» PASSAGE FOR REVIEW:
Presidential election results in Aberdeen
| Year | Democratic | Republican | Others |
|---|---|---|---|
| 2020 | 58.9% 4,337 | 38.2% 2,812 | 2.9% 213 |
| 2016 | 57.0% 4,080 | 37.5% 2,683 | 5.5% 392 |

===Mayors of Aberdeen===
- Ruth Elliott, 1992-1994
- Charles R. Boutin, 1994-1998
- Douglas S. Wilson, 1998-2005
- S. Fred Simmons, 2005-2007
- Michael E. Bennett, 2007–2015
- Patrick McGrady, 2015–present

===Aberdeen City Council===
The city council and mayor are elected by voters to four-year terms beginning in November 2011. Councilmember terms are staggered, with current terms ending in 2027 and 2029.

- Patrick McGrady, Mayor (2027)
- Adam Hiob, Council President (2027)
- Bill Montgomery, Councilman (2029)
- Tandra Ridgley, Councilwoman (2027)
- Darin Wassum, Councilman (2029)

===Harford County Council===
Council District E
- Jessica Boyle-Tsottles (Republican)

===Maryland General Assembly===
State Senate, District 34

- State Senator Mary-Dulany James (Democrat)

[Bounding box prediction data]

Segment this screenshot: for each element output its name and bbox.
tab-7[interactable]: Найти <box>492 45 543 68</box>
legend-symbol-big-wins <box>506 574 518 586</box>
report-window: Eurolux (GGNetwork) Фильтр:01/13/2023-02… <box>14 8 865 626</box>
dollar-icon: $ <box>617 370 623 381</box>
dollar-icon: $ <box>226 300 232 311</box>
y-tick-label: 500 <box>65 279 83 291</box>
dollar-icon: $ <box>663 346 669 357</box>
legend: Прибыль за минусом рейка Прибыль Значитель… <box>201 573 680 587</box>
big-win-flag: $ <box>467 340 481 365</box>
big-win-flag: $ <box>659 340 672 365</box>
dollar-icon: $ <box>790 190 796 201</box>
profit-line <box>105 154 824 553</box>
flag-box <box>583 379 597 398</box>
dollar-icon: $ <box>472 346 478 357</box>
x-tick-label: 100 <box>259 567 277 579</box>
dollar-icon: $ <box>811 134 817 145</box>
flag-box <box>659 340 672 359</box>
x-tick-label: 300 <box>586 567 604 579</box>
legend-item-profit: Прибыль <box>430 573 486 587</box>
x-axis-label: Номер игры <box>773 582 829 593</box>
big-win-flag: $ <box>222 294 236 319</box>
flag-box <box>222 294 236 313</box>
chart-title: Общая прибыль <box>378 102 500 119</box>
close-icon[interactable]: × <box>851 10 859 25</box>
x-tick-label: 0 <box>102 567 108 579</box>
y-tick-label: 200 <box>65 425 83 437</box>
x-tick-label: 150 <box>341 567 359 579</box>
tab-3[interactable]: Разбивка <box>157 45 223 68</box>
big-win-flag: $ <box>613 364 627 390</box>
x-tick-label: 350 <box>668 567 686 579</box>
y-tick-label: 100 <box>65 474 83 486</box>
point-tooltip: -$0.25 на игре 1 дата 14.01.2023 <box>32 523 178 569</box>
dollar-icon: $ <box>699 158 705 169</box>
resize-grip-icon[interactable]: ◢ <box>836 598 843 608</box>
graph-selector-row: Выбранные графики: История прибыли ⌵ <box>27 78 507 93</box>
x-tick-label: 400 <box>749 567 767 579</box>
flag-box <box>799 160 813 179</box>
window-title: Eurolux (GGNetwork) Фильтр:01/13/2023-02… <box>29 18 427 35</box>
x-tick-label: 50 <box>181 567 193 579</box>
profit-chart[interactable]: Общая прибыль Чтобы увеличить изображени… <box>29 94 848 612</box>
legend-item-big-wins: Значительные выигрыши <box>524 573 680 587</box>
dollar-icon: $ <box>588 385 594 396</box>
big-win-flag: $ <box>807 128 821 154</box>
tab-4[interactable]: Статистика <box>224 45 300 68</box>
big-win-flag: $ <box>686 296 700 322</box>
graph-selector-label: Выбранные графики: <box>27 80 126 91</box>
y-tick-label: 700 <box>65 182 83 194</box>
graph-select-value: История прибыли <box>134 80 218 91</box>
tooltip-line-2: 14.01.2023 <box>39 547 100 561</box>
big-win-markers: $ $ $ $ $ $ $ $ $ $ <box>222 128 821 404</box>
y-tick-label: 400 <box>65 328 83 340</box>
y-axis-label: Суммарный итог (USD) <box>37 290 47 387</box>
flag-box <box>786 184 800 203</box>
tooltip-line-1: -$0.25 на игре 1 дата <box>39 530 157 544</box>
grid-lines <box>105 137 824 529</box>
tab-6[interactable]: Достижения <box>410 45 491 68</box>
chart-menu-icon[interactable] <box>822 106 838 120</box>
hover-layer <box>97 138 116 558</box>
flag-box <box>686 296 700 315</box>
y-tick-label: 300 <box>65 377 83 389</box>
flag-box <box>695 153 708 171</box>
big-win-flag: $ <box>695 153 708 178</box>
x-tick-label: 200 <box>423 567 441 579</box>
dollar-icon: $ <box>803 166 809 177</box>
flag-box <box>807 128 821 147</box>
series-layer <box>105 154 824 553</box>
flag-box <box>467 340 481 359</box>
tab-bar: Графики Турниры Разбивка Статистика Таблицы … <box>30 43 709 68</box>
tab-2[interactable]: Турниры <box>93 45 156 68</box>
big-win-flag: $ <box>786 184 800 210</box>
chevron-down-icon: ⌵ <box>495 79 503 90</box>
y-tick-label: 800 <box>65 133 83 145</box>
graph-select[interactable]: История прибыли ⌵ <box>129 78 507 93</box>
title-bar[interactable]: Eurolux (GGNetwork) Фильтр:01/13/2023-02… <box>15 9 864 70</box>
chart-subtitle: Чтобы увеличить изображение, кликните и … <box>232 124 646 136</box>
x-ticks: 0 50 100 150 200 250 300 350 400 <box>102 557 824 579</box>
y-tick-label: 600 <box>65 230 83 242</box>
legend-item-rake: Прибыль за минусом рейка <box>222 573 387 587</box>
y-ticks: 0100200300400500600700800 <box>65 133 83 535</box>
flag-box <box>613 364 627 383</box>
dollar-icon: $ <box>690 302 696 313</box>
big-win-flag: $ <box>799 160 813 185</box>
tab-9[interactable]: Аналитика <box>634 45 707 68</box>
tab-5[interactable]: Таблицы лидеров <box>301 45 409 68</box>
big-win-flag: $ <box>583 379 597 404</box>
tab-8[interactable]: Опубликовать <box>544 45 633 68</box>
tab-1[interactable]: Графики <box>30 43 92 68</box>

» WORK REQUEST:
Reproduce the passage on Aberdeen's election results and elected officials in full, word for word.

» SOLUTION FOR THIS EXERCISE:
Presidential election results in Aberdeen
| Year | Democratic | Republican | Others |
|---|---|---|---|
| 2020 | 58.9% 4,337 | 38.2% 2,812 | 2.9% 213 |
| 2016 | 57.0% 4,080 | 37.5% 2,683 | 5.5% 392 |

===Mayors of Aberdeen===
- Ruth Elliott, 1992-1994
- Charles R. Boutin, 1994-1998
- Douglas S. Wilson, 1998-2005
- S. Fred Simmons, 2005-2007
- Michael E. Bennett, 2007–2015
- Patrick McGrady, 2015–present

===Aberdeen City Council===
The city council and mayor are elected by voters to four-year terms beginning in November 2011. Councilmember terms are staggered, with current terms ending in 2027 and 2029.

- Patrick McGrady, Mayor (2027)
- Adam Hiob, Council President (2027)
- Bill Montgomery, Councilman (2029)
- Tandra Ridgley, Councilwoman (2027)
- Darin Wassum, Councilman (2029)

===Harford County Council===
Council District E
- Jessica Boyle-Tsottles (Republican)

===Maryland General Assembly===
State Senate, District 34

- State Senator Mary-Dulany James (Democrat)